Records for processing:
* START *
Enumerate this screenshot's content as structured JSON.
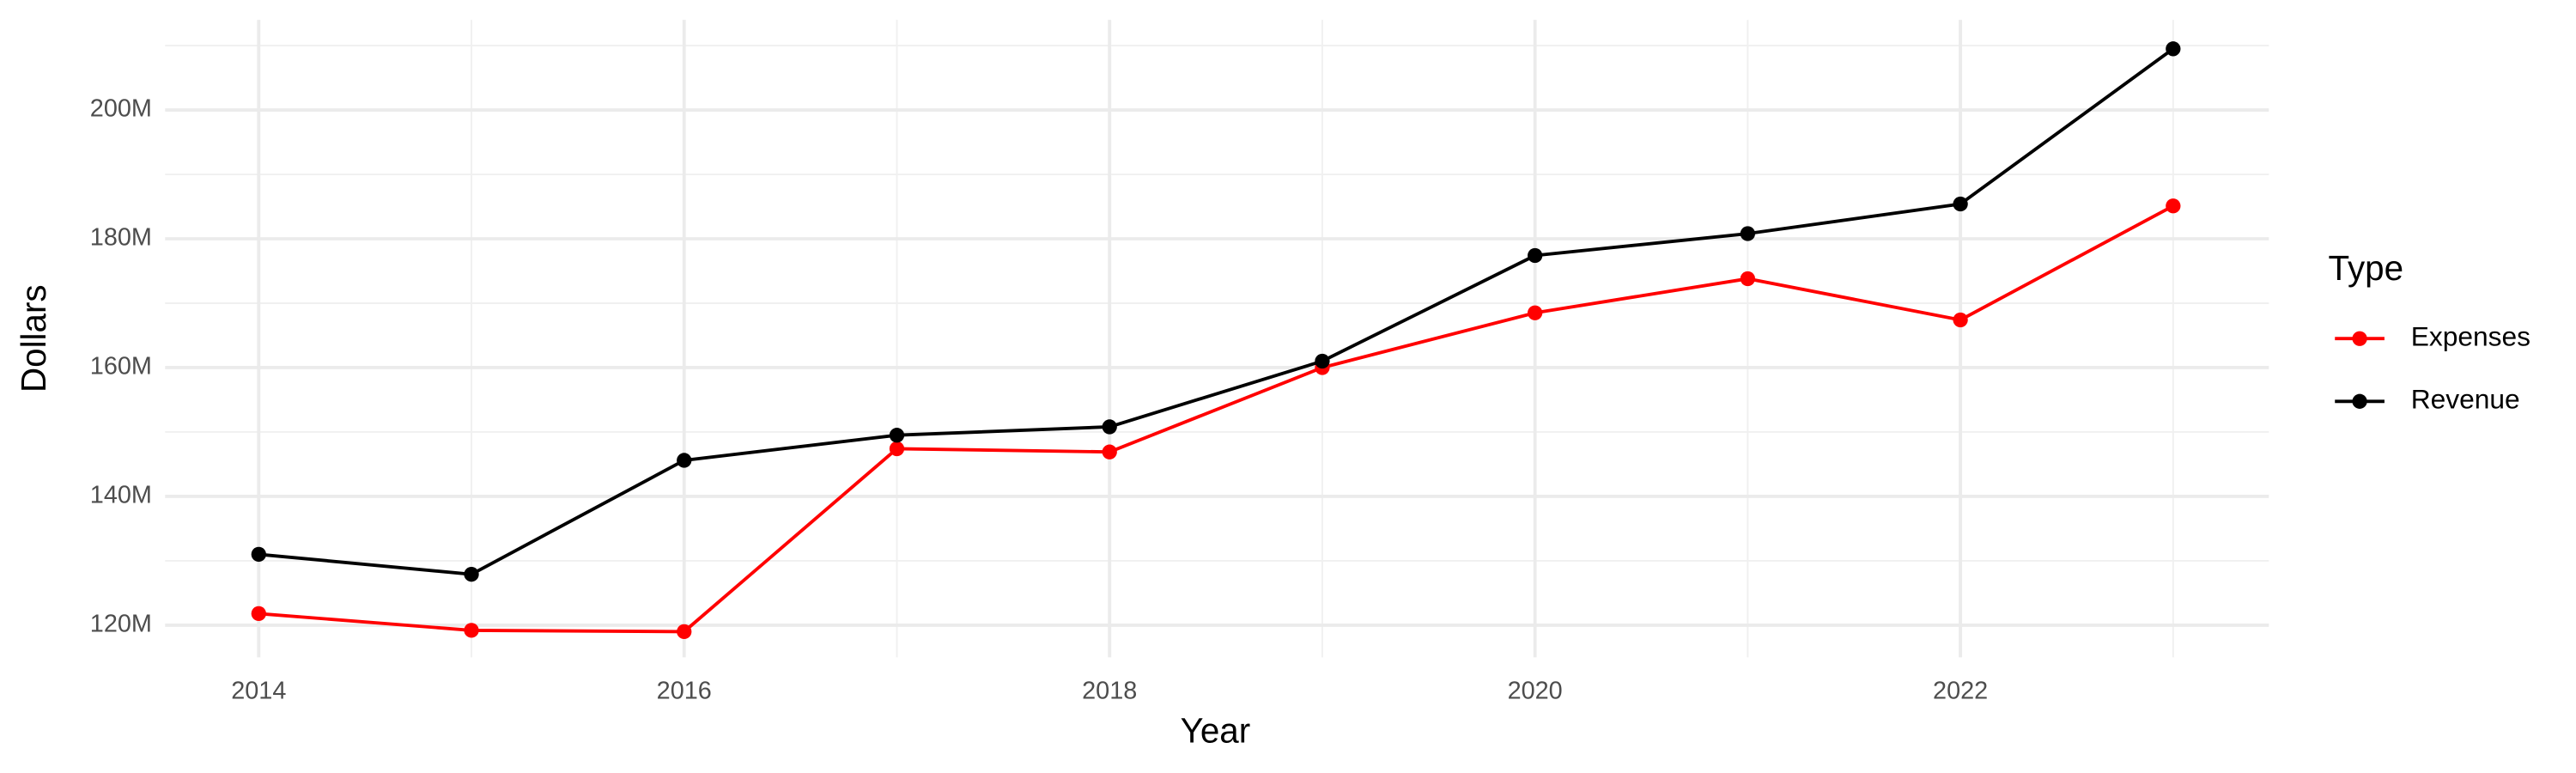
{
  "chart_data": {
    "type": "line",
    "xlabel": "Year",
    "ylabel": "Dollars",
    "legend_title": "Type",
    "legend": "right",
    "grid": true,
    "x": [
      2014,
      2015,
      2016,
      2017,
      2018,
      2019,
      2020,
      2021,
      2022,
      2023
    ],
    "series": [
      {
        "name": "Expenses",
        "color": "#ff0000",
        "values": [
          121800000,
          119200000,
          119000000,
          147400000,
          146900000,
          160000000,
          168500000,
          173800000,
          167400000,
          185100000
        ]
      },
      {
        "name": "Revenue",
        "color": "#000000",
        "values": [
          131000000,
          127900000,
          145600000,
          149500000,
          150800000,
          161000000,
          177400000,
          180800000,
          185400000,
          209500000
        ]
      }
    ],
    "xlim": [
      2013.56,
      2023.45
    ],
    "xticks": [
      2014,
      2016,
      2018,
      2020,
      2022
    ],
    "ylim": [
      115000000,
      214000000
    ],
    "yticks": [
      {
        "value": 120000000,
        "label": "120M"
      },
      {
        "value": 140000000,
        "label": "140M"
      },
      {
        "value": 160000000,
        "label": "160M"
      },
      {
        "value": 180000000,
        "label": "180M"
      },
      {
        "value": 200000000,
        "label": "200M"
      }
    ]
  }
}
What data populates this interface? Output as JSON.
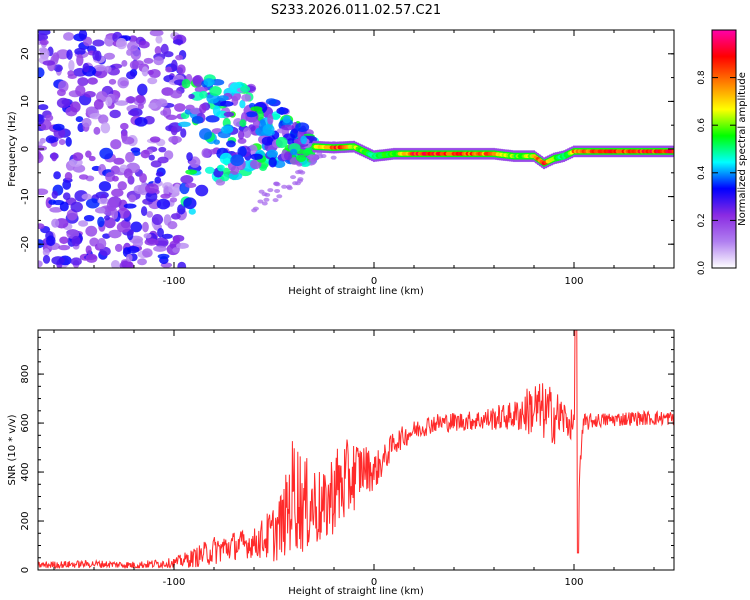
{
  "figure_title": "S233.2026.011.02.57.C21",
  "chart_data": [
    {
      "type": "heatmap",
      "title": "",
      "xlabel": "Height of straight line (km)",
      "ylabel": "Frequency (Hz)",
      "xlim": [
        -168,
        150
      ],
      "ylim": [
        -25,
        25
      ],
      "xticks": [
        -100,
        0,
        100
      ],
      "xtick_labels": [
        "-100",
        "0",
        "100"
      ],
      "yticks": [
        -20,
        -10,
        0,
        10,
        20
      ],
      "ytick_labels": [
        "-20",
        "-10",
        "0",
        "10",
        "20"
      ],
      "colorbar": {
        "label": "Normalized spectral amplitude",
        "range": [
          0,
          1
        ],
        "ticks": [
          0.0,
          0.2,
          0.4,
          0.6,
          0.8
        ],
        "tick_labels": [
          "0.0",
          "0.2",
          "0.4",
          "0.6",
          "0.8"
        ],
        "colormap": [
          "#ffffff",
          "#b07ff0",
          "#8a2be2",
          "#0000ff",
          "#00ffff",
          "#00ff00",
          "#ffff00",
          "#ff7f00",
          "#ff0000",
          "#ff00aa"
        ]
      },
      "ridge": {
        "x": [
          -30,
          -20,
          -10,
          0,
          10,
          20,
          40,
          60,
          70,
          80,
          85,
          90,
          95,
          100,
          120,
          150
        ],
        "frequency": [
          0.5,
          0.3,
          0.5,
          -1.5,
          -1.0,
          -1.0,
          -1.0,
          -1.0,
          -1.5,
          -1.5,
          -3.0,
          -2.0,
          -1.5,
          -0.5,
          -0.5,
          -0.5
        ],
        "amplitude": [
          0.6,
          0.9,
          0.7,
          0.5,
          0.6,
          0.9,
          0.9,
          0.8,
          0.6,
          0.7,
          0.95,
          0.6,
          0.5,
          0.8,
          0.9,
          0.9
        ]
      },
      "regions": [
        {
          "x_range": [
            -168,
            -95
          ],
          "frequency_range": [
            -25,
            25
          ],
          "amplitude": 0.25,
          "description_level": "scattered noise"
        },
        {
          "x_range": [
            -95,
            -30
          ],
          "frequency_range": [
            -12,
            15
          ],
          "amplitude": 0.4,
          "description_level": "broadband"
        }
      ]
    },
    {
      "type": "line",
      "title": "",
      "xlabel": "Height of straight line (km)",
      "ylabel": "SNR (10 * v/v)",
      "xlim": [
        -168,
        150
      ],
      "ylim": [
        0,
        980
      ],
      "xticks": [
        -100,
        0,
        100
      ],
      "xtick_labels": [
        "-100",
        "0",
        "100"
      ],
      "yticks": [
        0,
        200,
        400,
        600,
        800
      ],
      "ytick_labels": [
        "0",
        "200",
        "400",
        "600",
        "800"
      ],
      "color": "#ff2a2a",
      "series": [
        {
          "name": "SNR",
          "x": [
            -168,
            -140,
            -120,
            -100,
            -90,
            -80,
            -70,
            -60,
            -50,
            -45,
            -40,
            -35,
            -30,
            -25,
            -20,
            -15,
            -10,
            -5,
            0,
            5,
            10,
            20,
            30,
            50,
            70,
            80,
            90,
            95,
            100,
            101,
            102,
            103,
            105,
            110,
            130,
            150
          ],
          "values": [
            20,
            25,
            20,
            30,
            50,
            80,
            100,
            110,
            150,
            200,
            330,
            260,
            270,
            240,
            330,
            350,
            390,
            420,
            400,
            450,
            520,
            570,
            600,
            610,
            630,
            660,
            630,
            620,
            580,
            980,
            70,
            450,
            600,
            610,
            620,
            620
          ],
          "noise_amplitude": [
            15,
            15,
            15,
            20,
            40,
            60,
            60,
            60,
            120,
            150,
            250,
            200,
            180,
            150,
            180,
            180,
            150,
            100,
            80,
            60,
            50,
            40,
            40,
            40,
            60,
            120,
            120,
            80,
            60,
            0,
            0,
            80,
            40,
            30,
            30,
            30
          ]
        }
      ]
    }
  ]
}
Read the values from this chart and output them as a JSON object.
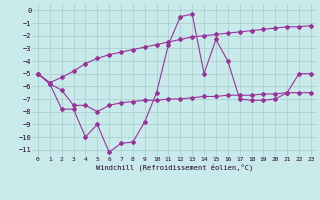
{
  "bg_color": "#c8eaea",
  "grid_color": "#a8cccc",
  "line_color": "#993399",
  "xlabel": "Windchill (Refroidissement éolien,°C)",
  "xlim": [
    -0.5,
    23.5
  ],
  "ylim": [
    -11.5,
    0.5
  ],
  "x_ticks": [
    0,
    1,
    2,
    3,
    4,
    5,
    6,
    7,
    8,
    9,
    10,
    11,
    12,
    13,
    14,
    15,
    16,
    17,
    18,
    19,
    20,
    21,
    22,
    23
  ],
  "y_ticks": [
    0,
    -1,
    -2,
    -3,
    -4,
    -5,
    -6,
    -7,
    -8,
    -9,
    -10,
    -11
  ],
  "line1_x": [
    0,
    1,
    2,
    3,
    4,
    5,
    6,
    7,
    8,
    9,
    10,
    11,
    12,
    13,
    14,
    15,
    16,
    17,
    18,
    19,
    20,
    21,
    22,
    23
  ],
  "line1_y": [
    -5.0,
    -5.7,
    -5.3,
    -4.8,
    -4.2,
    -3.8,
    -3.5,
    -3.3,
    -3.1,
    -2.9,
    -2.7,
    -2.5,
    -2.3,
    -2.1,
    -2.0,
    -1.9,
    -1.8,
    -1.7,
    -1.6,
    -1.5,
    -1.4,
    -1.3,
    -1.3,
    -1.2
  ],
  "line2_x": [
    0,
    1,
    2,
    3,
    4,
    5,
    6,
    7,
    8,
    9,
    10,
    11,
    12,
    13,
    14,
    15,
    16,
    17,
    18,
    19,
    20,
    21,
    22,
    23
  ],
  "line2_y": [
    -5.0,
    -5.8,
    -6.3,
    -7.5,
    -7.5,
    -8.0,
    -7.5,
    -7.3,
    -7.2,
    -7.1,
    -7.1,
    -7.0,
    -7.0,
    -6.9,
    -6.8,
    -6.8,
    -6.7,
    -6.7,
    -6.7,
    -6.6,
    -6.6,
    -6.5,
    -6.5,
    -6.5
  ],
  "line3_x": [
    0,
    1,
    2,
    3,
    4,
    5,
    6,
    7,
    8,
    9,
    10,
    11,
    12,
    13,
    14,
    15,
    16,
    17,
    18,
    19,
    20,
    21,
    22,
    23
  ],
  "line3_y": [
    -5.0,
    -5.8,
    -7.8,
    -7.8,
    -10.0,
    -9.0,
    -11.2,
    -10.5,
    -10.4,
    -8.8,
    -6.5,
    -2.7,
    -0.5,
    -0.3,
    -5.0,
    -2.3,
    -4.0,
    -7.0,
    -7.1,
    -7.1,
    -7.0,
    -6.5,
    -5.0,
    -5.0
  ]
}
* END *
Description of the task:
Of the lines above, how many hold the word "JSON"? Say the number alone.

Worked answer:
3